EXERCISE INSTRUCTIONS: Here are some records; copy every line that holds the word "ואלו".
--- start DATA EXTRACT ---
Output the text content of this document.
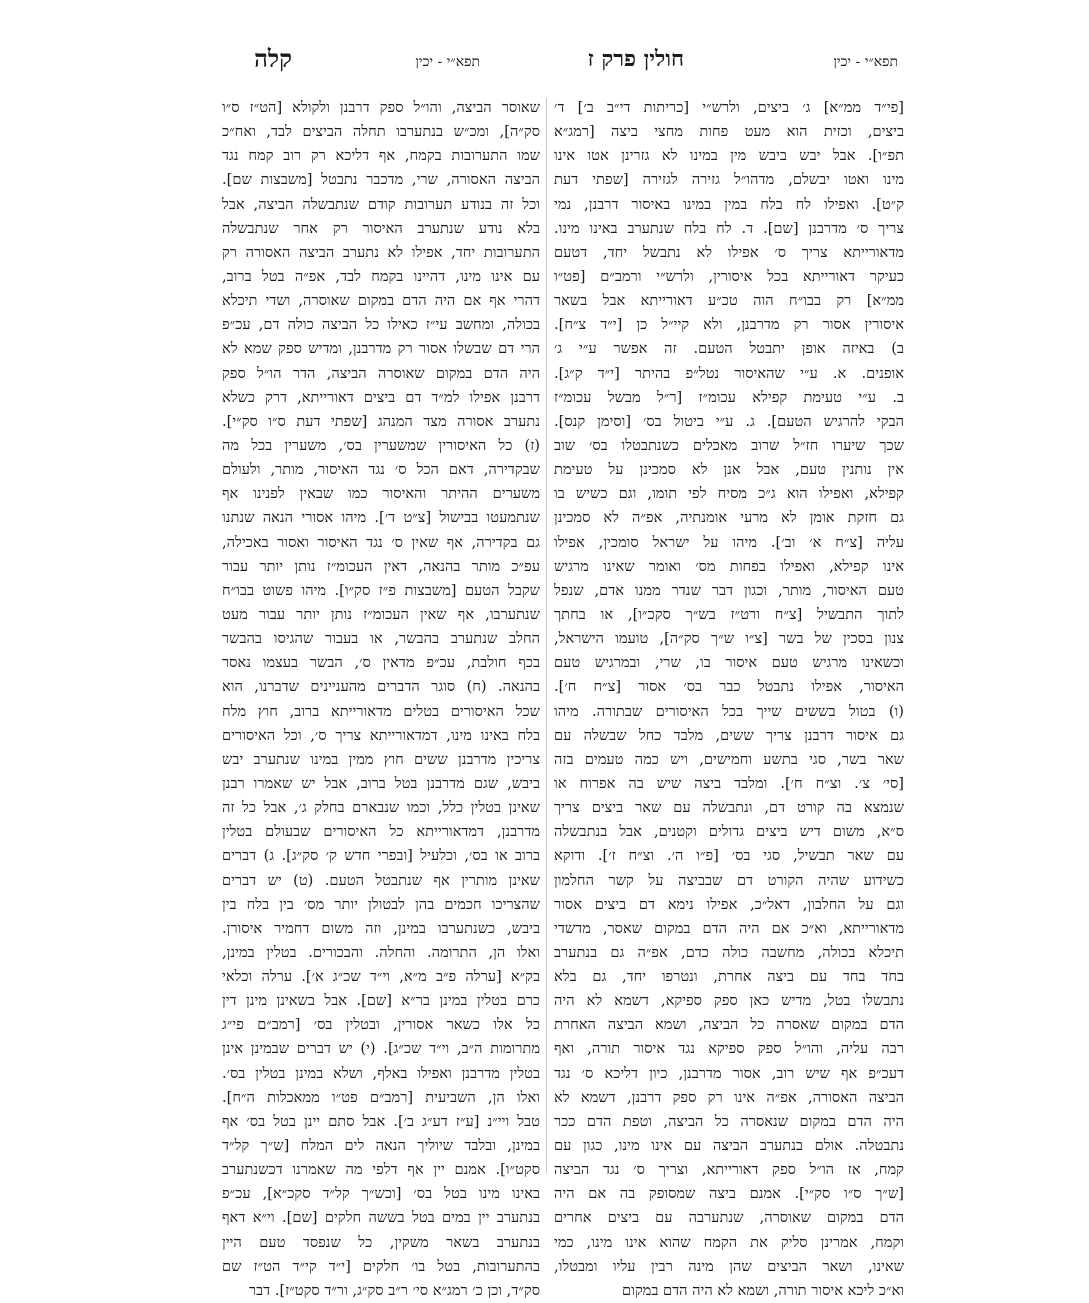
תפא״י - יכין
חולין פרק ז
תפא״י - יכין
קלה
[פי״ד ממ״א] ג׳ ביצים, ולרש״י [כריתות די״ב ב׳] ד׳
ביצים, וכזית הוא מעט פחות מחצי ביצה [רמג״א
תפ״ו]. אבל יבש ביבש מין במינו לא גזרינן אטו אינו
מינו ואטו יבשלם, מדהו״ל גזירה לגזירה [שפתי דעת
ק״ט]. ואפילו לח בלח במין במינו באיסור דרבנן, נמי
צריך ס׳ מדרבנן [שם]. ד. לח בלח שנתערב באינו מינו.
מדאורייתא צריך ס׳ אפילו לא נתבשל יחד, דטעם
כעיקר דאורייתא בכל איסורין, ולרש״י ורמב״ם [פט״ו
ממ״א] רק בבו״ח הוה טכ״ע דאורייתא אבל בשאר
איסורין אסור רק מדרבנן, ולא קיי״ל כן [י״ד צ״ח].
ב) באיזה אופן יתבטל הטעם. זה אפשר ע״י ג׳
אופנים. א. ע״י שהאיסור נטל״פ בהיתר [י״ד ק״ג].
ב. ע״י טעימת קפילא עכומ״ז [ר״ל מבשל עכומ״ז
הבקי להרגיש הטעם]. ג. ע״י ביטול בס׳ [וסימן קנס].
שכך שיערו חז״ל שרוב מאכלים כשנתבטלו בס׳ שוב
אין נותנין טעם, אבל אנן לא סמכינן על טעימת
קפילא, ואפילו הוא ג״כ מסיח לפי תומו, וגם כשיש בו
גם חזקת אומן לא מרעי אומנתיה, אפ״ה לא סמכינן
עליה [צ״ח א׳ וב׳]. מיהו על ישראל סומכין, אפילו
אינו קפילא, ואפילו בפחות מס׳ ואומר שאינו מרגיש
טעם האיסור, מותר, וכגון דבר שנדר ממנו אדם, שנפל
לתוך התבשיל [צ״ח ורט״ז בש״ך סקכ״ו], או בחתך
צנון בסכין של בשר [צ״ו ש״ך סק״ה], טועמו הישראל,
וכשאינו מרגיש טעם איסור בו, שרי, ובמרגיש טעם
האיסור, אפילו נתבטל כבר בס׳ אסור [צ״ח ח׳].
(ו) בטול בששים שייך בכל האיסורים שבתורה. מיהו
גם איסור דרבנן צריך ששים, מלבד כחל שבשלה עם
שאר בשר, סגי בתשע וחמישים, ויש כמה טעמים בזה
[סי׳ צ׳. וצ״ח ח׳]. ומלבד ביצה שיש בה אפרוח או
שנמצא בה קורט דם, ונתבשלה עם שאר ביצים צריך
ס״א, משום דיש ביצים גדולים וקטנים, אבל בנתבשלה
עם שאר תבשיל, סגי בס׳ [פ״ו ה׳. וצ״ח ז׳]. ודוקא
כשידוע שהיה הקורט דם שבביצה על קשר החלמון
וגם על החלבון, דאל״כ, אפילו נימא דם ביצים אסור
מדאורייתא, וא״כ אם היה הדם במקום שאסר, מדשדי
תיכלא בכולה, מחשבה כולה כדם, אפ״ה גם בנתערב
בחד בחד עם ביצה אחרת, ונטרפו יחד, גם בלא
נתבשלו בטל, מדיש כאן ספק ספיקא, דשמא לא היה
הדם במקום שאסרה כל הביצה, ושמא הביצה האחרת
רבה עליה, והו״ל ספק ספיקא נגד איסור תורה, ואף
דעכ״פ אף שיש רוב, אסור מדרבנן, כיון דליכא ס׳ נגד
הביצה האסורה, אפ״ה אינו רק ספק דרבנן, דשמא לא
היה הדם במקום שנאסרה כל הביצה, וטפת הדם ככר
נתבטלה. אולם בנתערב הביצה עם אינו מינו, כגון עם
קמח, אז הו״ל ספק דאורייתא, וצריך ס׳ נגד הביצה
[ש״ך ס״ו סק״י]. אמנם ביצה שמסופק בה אם היה
הדם במקום שאוסרה, שנתערבה עם ביצים אחרים
וקמח, אמרינן סליק את הקמח שהוא אינו מינו, כמי
שאינו, ושאר הביצים שהן מינה רבין עליו ומבטלו,
וא״כ ליכא איסור תורה, ושמא לא היה הדם במקום
שאוסר הביצה, והו״ל ספק דרבנן ולקולא [הט״ז ס״ו
סק״ה], ומכ״ש בנתערבו תחלה הביצים לבד, ואח״כ
שמו התערובות בקמח, אף דליכא רק רוב קמח נגד
הביצה האסורה, שרי, מדכבר נתבטל [משבצות שם].
וכל זה בנודע תערובות קודם שנתבשלה הביצה, אבל
בלא נודע שנתערב האיסור רק אחר שנתבשלה
התערובות יחד, אפילו לא נתערב הביצה האסורה רק
עם אינו מינו, דהיינו בקמח לבד, אפ״ה בטל ברוב,
דהרי אף אם היה הדם במקום שאוסרה, ושדי תיכלא
בכולה, ומחשב עי״ז כאילו כל הביצה כולה דם, עכ״פ
הרי דם שבשלו אסור רק מדרבנן, ומדיש ספק שמא לא
היה הדם במקום שאוסרה הביצה, הדר הו״ל ספק
דרבנן אפילו למ״ד דם ביצים דאורייתא, דרק כשלא
נתערב אסורה מצד המנהג [שפתי דעת ס״ו סק״י].
(ז) כל האיסורין שמשערין בס׳, משערין בכל מה
שבקדירה, דאם הכל ס׳ נגד האיסור, מותר, ולעולם
משערים ההיתר והאיסור כמו שבאין לפנינו אף
שנתמעטו בבישול [צ״ט ד׳]. מיהו אסורי הנאה שנתנו
גם בקדירה, אף שאין ס׳ נגד האיסור ואסור באכילה,
עפ״כ מותר בהנאה, דאין העכומ״ז נותן יותר עבור
שקבל הטעם [משבצות פ״ז סק״ו]. מיהו פשוט בבו״ח
שנתערבו, אף שאין העכומ״ז נותן יותר עבור מעט
החלב שנתערב בהבשר, או בעבור שהגיסו בהבשר
בכף חולבת, עכ״פ מדאין ס׳, הבשר בעצמו נאסר
בהנאה. (ח) סוגר הדברים מהעניינים שדברנו, הוא
שכל האיסורים בטלים מדאורייתא ברוב, חוץ מלח
בלח באינו מינו, דמדאורייתא צריך ס׳, וכל האיסורים
צריכין מדרבנן ששים חוץ ממין במינו שנתערב יבש
ביבש, שגם מדרבנן בטל ברוב, אבל יש שאמרו רבנן
שאינן בטלין כלל, וכמו שנבארם בחלק ג׳, אבל כל זה
מדרבנן, דמדאורייתא כל האיסורים שבעולם בטלין
ברוב או בס׳, וכלעיל [ובפרי חדש ק׳ סק״ג]. ג) דברים
שאינן מותרין אף שנתבטל הטעם. (ט) יש דברים
שהצריכו חכמים בהן לבטולן יותר מס׳ בין בלח בין
ביבש, כשנתערבו במינן, וזה משום דחמיר איסורן.
ואלו הן, התרומה. והחלה. והבכורים. בטלין במינן,
בק״א [ערלה פ״ב מ״א, וי״ד שכ״ג א׳]. ערלה וכלאי
כרם בטלין במינן בר״א [שם]. אבל בשאינן מינן דין
כל אלו כשאר אסורין, ובטלין בס׳ [רמב״ם פי״ג
מתרומות ה״ב, וי״ד שכ״ג]. (י) יש דברים שבמינן אינן
בטלין מדרבנן ואפילו באלף, ושלא במינן בטלין בס׳.
ואלו הן, השביעית [רמב״ם פט״ו ממאכלות ה״ח].
טבל ויי״נ [ע״ז דע״ג ב׳]. אבל סתם יינן בטל בס׳ אף
במינן, ובלבד שיוליך הנאה לים המלח [ש״ך קל״ד
סקט״ו]. אמנם יין אף דלפי מה שאמרנו דכשנתערב
באינו מינו בטל בס׳ [וכש״ך קל״ד סקכ״א], עכ״פ
בנתערב יין במים בטל בששה חלקים [שם]. וי״א דאף
בנתערב בשאר משקין, כל שנפסד טעם היין
בהתערובות, בטל בו׳ חלקים [י״ד קי״ד הט״ז שם
סק״ד, וכן כ׳ רמג״א סי׳ ר״ב סק״ג, ור״ד סקט״ז]. דבר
--- end DATA EXTRACT ---
REPLY:
ואלו הן, התרומה. והחלה. והבכורים. בטלין במינן,
ואלו הן, השביעית [רמב״ם פט״ו ממאכלות ה״ח].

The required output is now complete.